───── RECORDS PROVIDED

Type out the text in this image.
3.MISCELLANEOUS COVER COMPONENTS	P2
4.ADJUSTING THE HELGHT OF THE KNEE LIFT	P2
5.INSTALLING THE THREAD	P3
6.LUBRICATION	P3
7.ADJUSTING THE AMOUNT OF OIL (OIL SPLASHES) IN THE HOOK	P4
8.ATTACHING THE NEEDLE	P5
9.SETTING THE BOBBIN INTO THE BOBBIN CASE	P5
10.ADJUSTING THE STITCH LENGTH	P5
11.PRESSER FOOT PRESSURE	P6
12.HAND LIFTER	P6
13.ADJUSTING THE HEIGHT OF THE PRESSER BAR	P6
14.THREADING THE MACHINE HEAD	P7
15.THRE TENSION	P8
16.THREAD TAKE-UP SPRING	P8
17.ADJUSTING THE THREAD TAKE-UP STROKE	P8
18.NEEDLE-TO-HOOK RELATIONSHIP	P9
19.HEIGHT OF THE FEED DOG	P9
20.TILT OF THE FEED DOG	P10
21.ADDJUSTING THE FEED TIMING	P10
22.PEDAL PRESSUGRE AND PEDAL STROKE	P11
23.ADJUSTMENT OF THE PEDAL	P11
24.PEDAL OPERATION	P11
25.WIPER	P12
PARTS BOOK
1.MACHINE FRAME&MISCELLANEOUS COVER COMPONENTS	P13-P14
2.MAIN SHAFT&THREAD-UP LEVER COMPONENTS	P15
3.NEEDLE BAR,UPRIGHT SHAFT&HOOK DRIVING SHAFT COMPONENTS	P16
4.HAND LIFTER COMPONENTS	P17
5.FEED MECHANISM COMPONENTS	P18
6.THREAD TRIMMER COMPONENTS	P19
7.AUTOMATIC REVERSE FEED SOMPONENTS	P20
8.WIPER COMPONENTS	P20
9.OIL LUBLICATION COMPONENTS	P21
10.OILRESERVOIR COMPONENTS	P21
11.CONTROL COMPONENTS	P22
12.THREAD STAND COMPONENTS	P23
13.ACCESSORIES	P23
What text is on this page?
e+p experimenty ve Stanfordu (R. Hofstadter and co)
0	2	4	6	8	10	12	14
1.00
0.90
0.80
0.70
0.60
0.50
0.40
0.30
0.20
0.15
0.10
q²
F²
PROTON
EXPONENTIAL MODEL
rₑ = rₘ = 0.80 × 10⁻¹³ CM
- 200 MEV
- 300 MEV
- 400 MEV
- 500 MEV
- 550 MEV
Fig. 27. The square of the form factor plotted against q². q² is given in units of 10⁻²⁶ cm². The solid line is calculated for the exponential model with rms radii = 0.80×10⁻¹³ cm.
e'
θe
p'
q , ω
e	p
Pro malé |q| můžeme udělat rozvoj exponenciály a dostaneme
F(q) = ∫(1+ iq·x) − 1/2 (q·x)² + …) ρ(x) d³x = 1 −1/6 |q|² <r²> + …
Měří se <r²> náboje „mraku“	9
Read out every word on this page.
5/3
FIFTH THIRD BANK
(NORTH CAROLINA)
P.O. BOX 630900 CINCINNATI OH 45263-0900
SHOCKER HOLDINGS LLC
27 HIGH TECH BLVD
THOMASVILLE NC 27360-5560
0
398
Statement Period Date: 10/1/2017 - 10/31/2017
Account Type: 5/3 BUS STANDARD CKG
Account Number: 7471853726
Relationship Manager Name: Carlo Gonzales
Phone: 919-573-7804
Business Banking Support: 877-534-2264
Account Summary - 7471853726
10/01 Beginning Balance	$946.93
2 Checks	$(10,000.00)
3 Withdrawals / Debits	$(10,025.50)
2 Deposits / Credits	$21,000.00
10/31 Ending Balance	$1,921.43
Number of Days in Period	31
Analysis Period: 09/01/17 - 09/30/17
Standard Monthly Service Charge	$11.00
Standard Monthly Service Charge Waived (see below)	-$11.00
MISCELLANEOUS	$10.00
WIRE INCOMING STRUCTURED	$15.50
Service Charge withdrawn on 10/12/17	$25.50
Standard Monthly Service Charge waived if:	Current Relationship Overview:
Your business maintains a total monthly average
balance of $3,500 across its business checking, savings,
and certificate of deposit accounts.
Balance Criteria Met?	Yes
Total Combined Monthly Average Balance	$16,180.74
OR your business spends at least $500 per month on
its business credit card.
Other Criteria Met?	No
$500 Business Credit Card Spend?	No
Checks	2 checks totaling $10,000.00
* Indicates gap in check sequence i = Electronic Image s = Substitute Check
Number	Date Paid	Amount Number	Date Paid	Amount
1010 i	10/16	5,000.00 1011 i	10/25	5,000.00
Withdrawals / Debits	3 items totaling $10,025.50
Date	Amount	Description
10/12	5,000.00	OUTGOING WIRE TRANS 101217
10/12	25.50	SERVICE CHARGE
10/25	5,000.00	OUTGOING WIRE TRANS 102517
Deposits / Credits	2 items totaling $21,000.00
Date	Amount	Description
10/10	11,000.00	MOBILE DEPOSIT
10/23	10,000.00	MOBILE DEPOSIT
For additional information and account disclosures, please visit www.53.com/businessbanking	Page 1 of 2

──────────

* TASK
Where a line holds the string "Period", copy that line.

* TASK OUTPUT
Statement Period Date: 10/1/2017 - 10/31/2017
Number of Days in Period	31
Analysis Period: 09/01/17 - 09/30/17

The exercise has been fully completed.